*** PROVIDED RECORDS

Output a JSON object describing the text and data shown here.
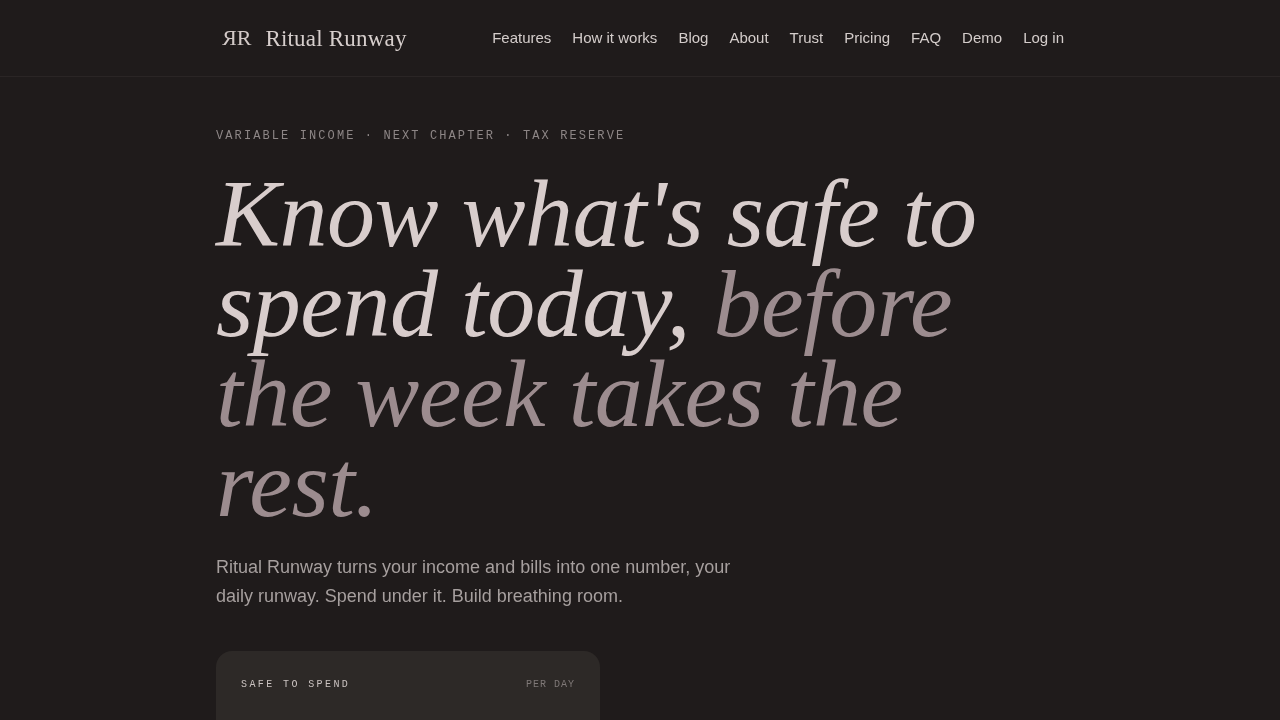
{
  "header": {
    "logo": {
      "mark": "RR",
      "name": "Ritual Runway"
    },
    "nav": [
      {
        "label": "Features"
      },
      {
        "label": "How it works"
      },
      {
        "label": "Blog"
      },
      {
        "label": "About"
      },
      {
        "label": "Trust"
      },
      {
        "label": "Pricing"
      },
      {
        "label": "FAQ"
      },
      {
        "label": "Demo"
      },
      {
        "label": "Log in"
      }
    ]
  },
  "hero": {
    "eyebrow": "VARIABLE INCOME · NEXT CHAPTER · TAX RESERVE",
    "headline": {
      "lead": "Know what's safe to spend today,",
      "muted": "before the week takes the rest."
    },
    "description": "Ritual Runway turns your income and bills into one number, your daily runway. Spend under it. Build breathing room.",
    "card": {
      "label": "SAFE TO SPEND",
      "period": "PER DAY"
    }
  }
}
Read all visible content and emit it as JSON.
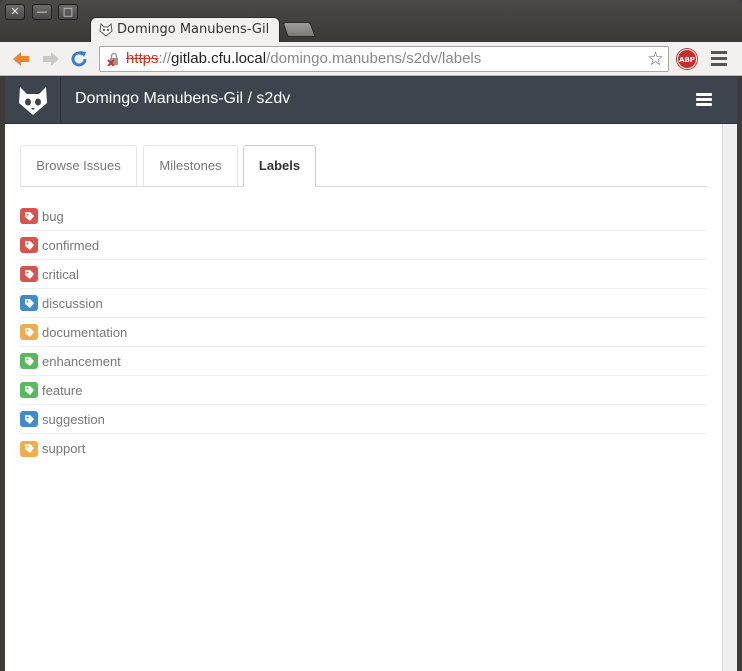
{
  "window": {
    "buttons": {
      "close": "✕",
      "minimize": "—",
      "maximize": "□"
    },
    "tab_title": "Domingo Manubens-Gil",
    "new_tab": ""
  },
  "toolbar": {
    "url_scheme": "https",
    "url_separator": "://",
    "url_host": "gitlab.cfu.local",
    "url_path": "/domingo.manubens/s2dv/labels",
    "abp_label": "ABP",
    "back_icon": "arrow-left-icon",
    "forward_icon": "arrow-right-icon",
    "reload_icon": "reload-icon",
    "star_icon": "star-icon"
  },
  "app": {
    "title": "Domingo Manubens-Gil / s2dv"
  },
  "tabs": [
    {
      "label": "Browse Issues",
      "active": false
    },
    {
      "label": "Milestones",
      "active": false
    },
    {
      "label": "Labels",
      "active": true
    }
  ],
  "labels": [
    {
      "name": "bug",
      "color": "#d9534f"
    },
    {
      "name": "confirmed",
      "color": "#d9534f"
    },
    {
      "name": "critical",
      "color": "#d9534f"
    },
    {
      "name": "discussion",
      "color": "#428bca"
    },
    {
      "name": "documentation",
      "color": "#f0ad4e"
    },
    {
      "name": "enhancement",
      "color": "#5cb85c"
    },
    {
      "name": "feature",
      "color": "#5cb85c"
    },
    {
      "name": "suggestion",
      "color": "#428bca"
    },
    {
      "name": "support",
      "color": "#f0ad4e"
    }
  ]
}
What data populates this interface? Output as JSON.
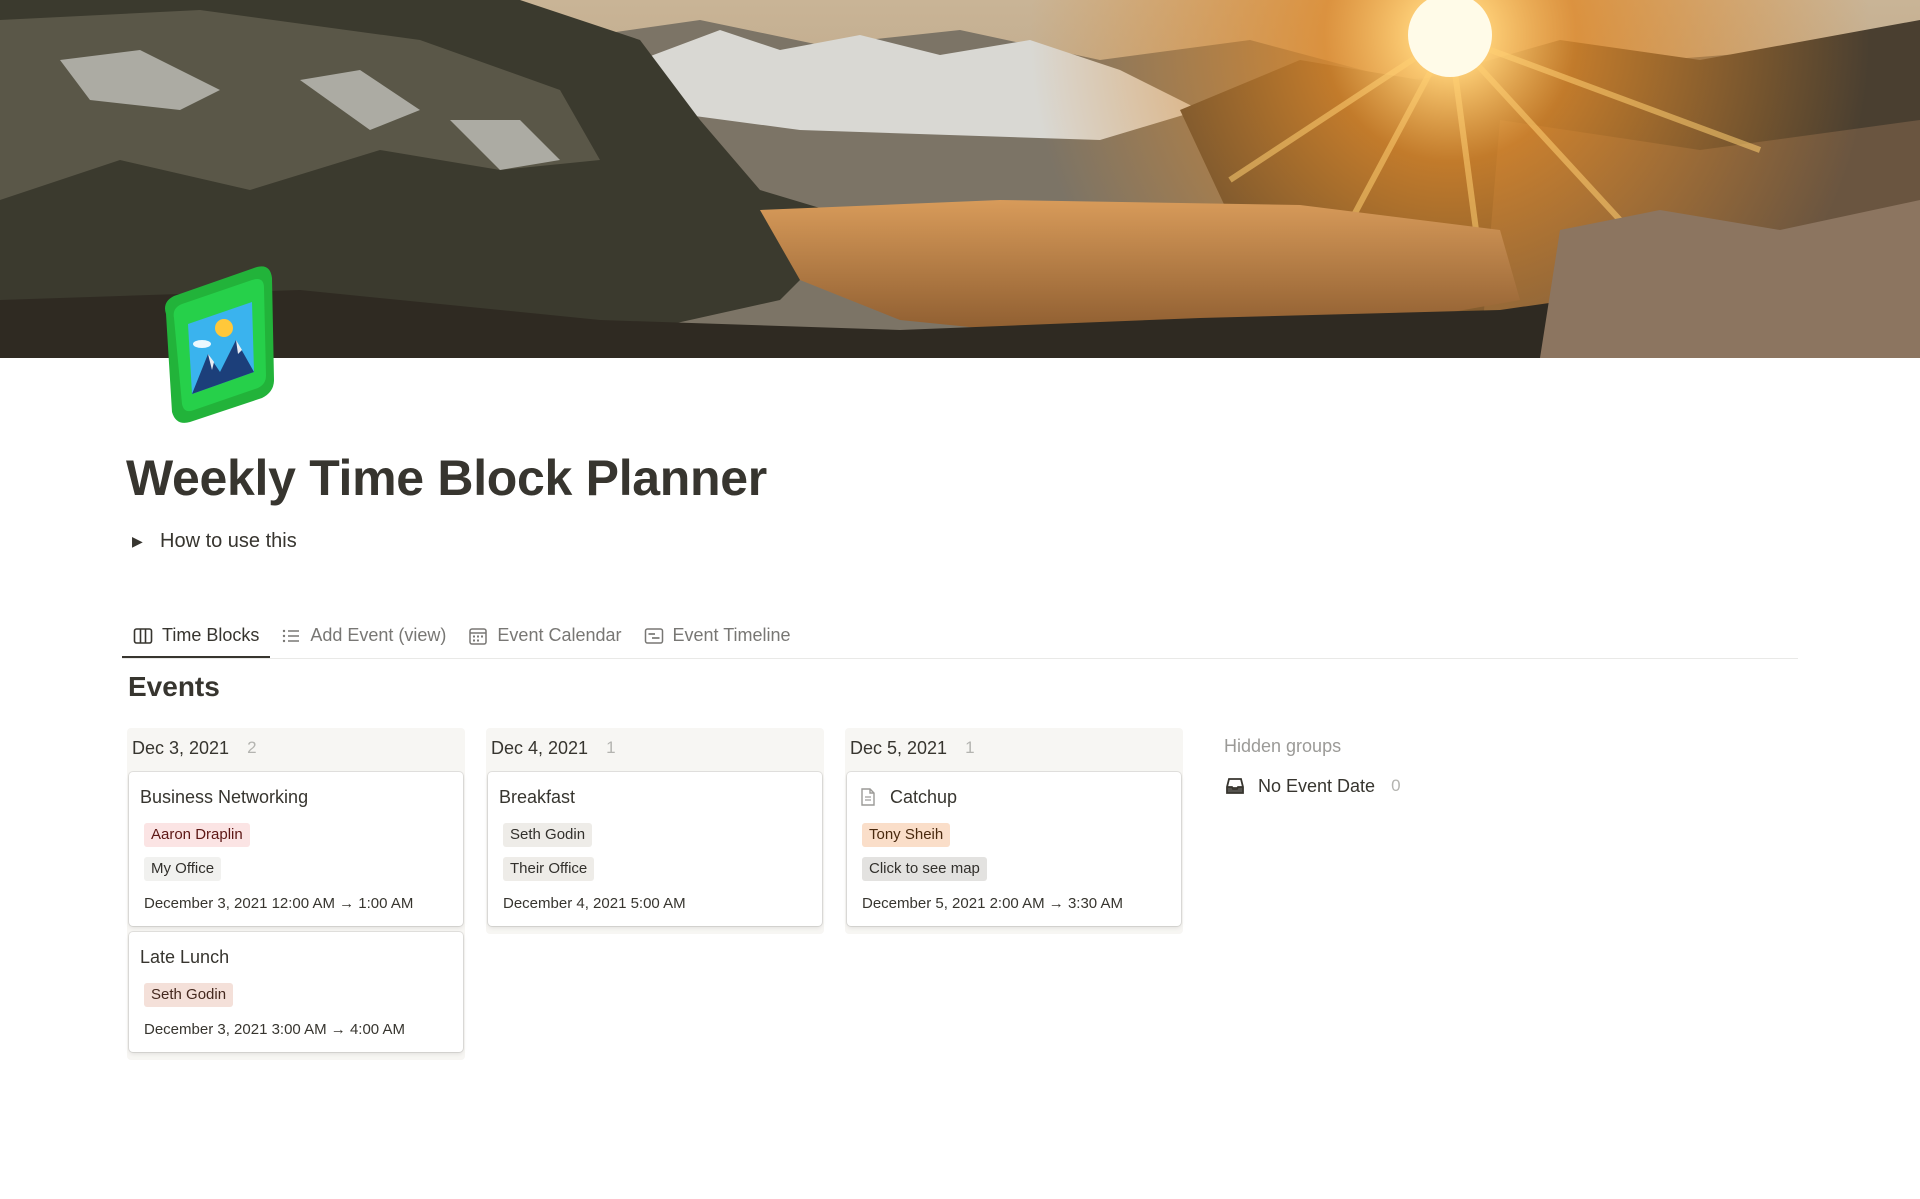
{
  "page": {
    "title": "Weekly Time Block Planner",
    "toggle_label": "How to use this",
    "icon": "mountain-map-icon"
  },
  "tabs": [
    {
      "label": "Time Blocks",
      "icon": "board-icon",
      "active": true
    },
    {
      "label": "Add Event (view)",
      "icon": "list-icon",
      "active": false
    },
    {
      "label": "Event Calendar",
      "icon": "calendar-icon",
      "active": false
    },
    {
      "label": "Event Timeline",
      "icon": "timeline-icon",
      "active": false
    }
  ],
  "database": {
    "title": "Events",
    "columns": [
      {
        "label": "Dec 3, 2021",
        "count": "2",
        "cards": [
          {
            "title": "Business Networking",
            "person": {
              "label": "Aaron Draplin",
              "bg": "#fbe4e4",
              "color": "#5d1715"
            },
            "location": {
              "label": "My Office",
              "bg": "#f1f1ef",
              "color": "#32302c"
            },
            "date": "December 3, 2021 12:00 AM → 1:00 AM"
          },
          {
            "title": "Late Lunch",
            "person": {
              "label": "Seth Godin",
              "bg": "#f4e0d9",
              "color": "#44281e"
            },
            "date": "December 3, 2021 3:00 AM → 4:00 AM"
          }
        ]
      },
      {
        "label": "Dec 4, 2021",
        "count": "1",
        "cards": [
          {
            "title": "Breakfast",
            "person": {
              "label": "Seth Godin",
              "bg": "#eeece8",
              "color": "#32302c"
            },
            "location": {
              "label": "Their Office",
              "bg": "#eeece8",
              "color": "#32302c"
            },
            "date": "December 4, 2021 5:00 AM"
          }
        ]
      },
      {
        "label": "Dec 5, 2021",
        "count": "1",
        "cards": [
          {
            "title": "Catchup",
            "has_page_icon": true,
            "person": {
              "label": "Tony Sheih",
              "bg": "#fadec9",
              "color": "#49290e"
            },
            "location": {
              "label": "Click to see map",
              "bg": "#e3e2e0",
              "color": "#32302c"
            },
            "date": "December 5, 2021 2:00 AM → 3:30 AM"
          }
        ]
      }
    ],
    "hidden_groups": {
      "label": "Hidden groups",
      "items": [
        {
          "label": "No Event Date",
          "count": "0",
          "icon": "inbox-icon"
        }
      ]
    }
  }
}
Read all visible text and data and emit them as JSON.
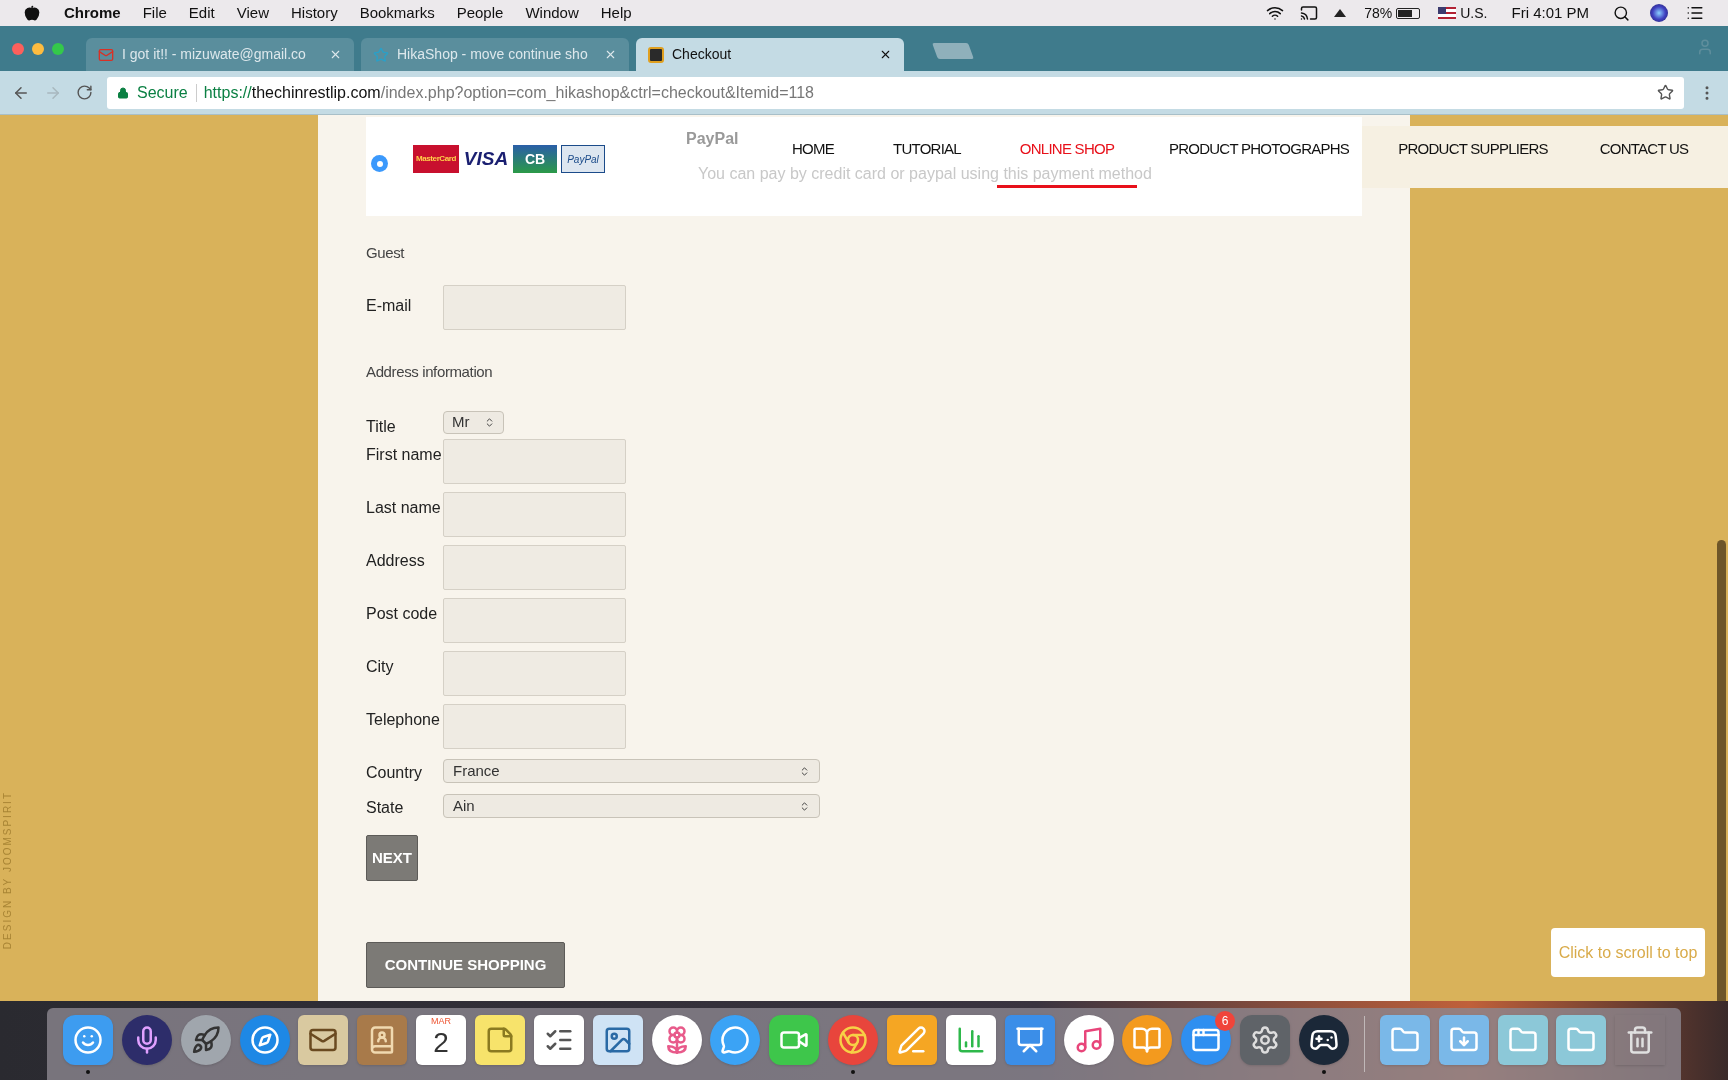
{
  "menu_bar": {
    "app": "Chrome",
    "menus": [
      "File",
      "Edit",
      "View",
      "History",
      "Bookmarks",
      "People",
      "Window",
      "Help"
    ],
    "battery_percent": "78%",
    "input_source": "U.S.",
    "clock": "Fri 4:01 PM"
  },
  "tabs": [
    {
      "title": "I got it!! - mizuwate@gmail.co",
      "selected": false,
      "kind": "mail"
    },
    {
      "title": "HikaShop - move continue sho",
      "selected": false,
      "kind": "star"
    },
    {
      "title": "Checkout",
      "selected": true,
      "kind": "shop"
    }
  ],
  "address_bar": {
    "secure_label": "Secure",
    "scheme": "https://",
    "domain": "thechinrestlip.com",
    "path": "/index.php?option=com_hikashop&ctrl=checkout&Itemid=118"
  },
  "nav": [
    {
      "label": "HOME",
      "selected": false
    },
    {
      "label": "TUTORIAL",
      "selected": false
    },
    {
      "label": "ONLINE SHOP",
      "selected": true
    },
    {
      "label": "PRODUCT PHOTOGRAPHS",
      "selected": false
    },
    {
      "label": "PRODUCT SUPPLIERS",
      "selected": false
    },
    {
      "label": "CONTACT US",
      "selected": false
    }
  ],
  "payment": {
    "selected": true,
    "logos": [
      "MasterCard",
      "VISA",
      "CB",
      "PayPal"
    ],
    "name": "PayPal",
    "description": "You can pay by credit card or paypal using this payment method"
  },
  "form": {
    "guest_heading": "Guest",
    "email_label": "E-mail",
    "address_heading": "Address information",
    "fields": [
      {
        "kind": "select",
        "label": "Title",
        "value": "Mr"
      },
      {
        "kind": "text",
        "label": "First name"
      },
      {
        "kind": "text",
        "label": "Last name"
      },
      {
        "kind": "text",
        "label": "Address"
      },
      {
        "kind": "text",
        "label": "Post code"
      },
      {
        "kind": "text",
        "label": "City"
      },
      {
        "kind": "text",
        "label": "Telephone"
      },
      {
        "kind": "wide_select",
        "label": "Country",
        "value": "France"
      },
      {
        "kind": "wide_select",
        "label": "State",
        "value": "Ain"
      }
    ],
    "next_button": "NEXT",
    "continue_button": "CONTINUE SHOPPING"
  },
  "side_credit": "DESIGN BY JOOMSPIRIT",
  "scroll_top": "Click to scroll to top",
  "dock": [
    {
      "kind": "app",
      "running": true
    },
    {
      "kind": "app",
      "running": false
    },
    {
      "kind": "app",
      "running": false
    },
    {
      "kind": "app",
      "running": false
    },
    {
      "kind": "app",
      "running": false
    },
    {
      "kind": "app",
      "running": false
    },
    {
      "kind": "calendar",
      "running": false,
      "month": "MAR",
      "day": "2"
    },
    {
      "kind": "app",
      "running": false
    },
    {
      "kind": "app",
      "running": false
    },
    {
      "kind": "app",
      "running": false
    },
    {
      "kind": "app",
      "running": false
    },
    {
      "kind": "app",
      "running": false
    },
    {
      "kind": "app",
      "running": false
    },
    {
      "kind": "app",
      "running": true
    },
    {
      "kind": "app",
      "running": false
    },
    {
      "kind": "app",
      "running": false
    },
    {
      "kind": "app",
      "running": false
    },
    {
      "kind": "app",
      "running": false
    },
    {
      "kind": "app",
      "running": false
    },
    {
      "kind": "app",
      "running": false,
      "badge": "6"
    },
    {
      "kind": "app",
      "running": false
    },
    {
      "kind": "app",
      "running": true
    },
    {
      "kind": "app",
      "running": false
    },
    {
      "kind": "app",
      "running": false
    },
    {
      "kind": "app",
      "running": false
    },
    {
      "kind": "app",
      "running": false
    },
    {
      "kind": "app",
      "running": false
    }
  ]
}
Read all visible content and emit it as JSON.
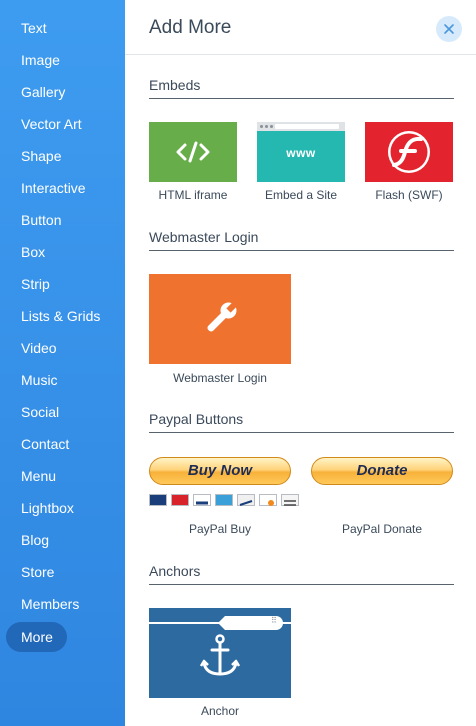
{
  "sidebar": {
    "items": [
      {
        "label": "Text"
      },
      {
        "label": "Image"
      },
      {
        "label": "Gallery"
      },
      {
        "label": "Vector Art"
      },
      {
        "label": "Shape"
      },
      {
        "label": "Interactive"
      },
      {
        "label": "Button"
      },
      {
        "label": "Box"
      },
      {
        "label": "Strip"
      },
      {
        "label": "Lists & Grids"
      },
      {
        "label": "Video"
      },
      {
        "label": "Music"
      },
      {
        "label": "Social"
      },
      {
        "label": "Contact"
      },
      {
        "label": "Menu"
      },
      {
        "label": "Lightbox"
      },
      {
        "label": "Blog"
      },
      {
        "label": "Store"
      },
      {
        "label": "Members"
      },
      {
        "label": "More"
      }
    ],
    "selected": "More"
  },
  "panel": {
    "title": "Add More",
    "close_icon": "close-icon",
    "sections": {
      "embeds": {
        "title": "Embeds",
        "items": [
          {
            "label": "HTML iframe",
            "icon": "code-icon",
            "color": "#67ad4a",
            "glyph": "</>"
          },
          {
            "label": "Embed a Site",
            "icon": "browser-icon",
            "color": "#25b8b0",
            "glyph": "www"
          },
          {
            "label": "Flash (SWF)",
            "icon": "flash-icon",
            "color": "#e3232d"
          }
        ]
      },
      "webmaster": {
        "title": "Webmaster Login",
        "items": [
          {
            "label": "Webmaster Login",
            "icon": "wrench-icon",
            "color": "#f0722f"
          }
        ]
      },
      "paypal": {
        "title": "Paypal Buttons",
        "items": [
          {
            "label": "PayPal Buy",
            "button_text": "Buy Now",
            "card_logos": [
              "MASTERCARD",
              "MAESTRO",
              "VISA",
              "AMEX",
              "ECHECK",
              "DISCOVER",
              "BANK"
            ]
          },
          {
            "label": "PayPal Donate",
            "button_text": "Donate"
          }
        ]
      },
      "anchors": {
        "title": "Anchors",
        "items": [
          {
            "label": "Anchor",
            "icon": "anchor-icon",
            "color": "#2d6a9f"
          }
        ]
      }
    }
  },
  "colors": {
    "sidebar_top": "#3e9cf0",
    "sidebar_bottom": "#2f86e0",
    "selected_pill": "#2268b8",
    "text": "#3b4a5a"
  }
}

******

**WHAT TO DO**
In the listing, find every line containing the word "description" and list it.

**TASK RESPONSE**
    "description": "Ritual Runway turns your income and bills into one number, your daily runway. Spend under it. Build breathing room.",
    "description": "You can pay by credit card or paypal using this payment method"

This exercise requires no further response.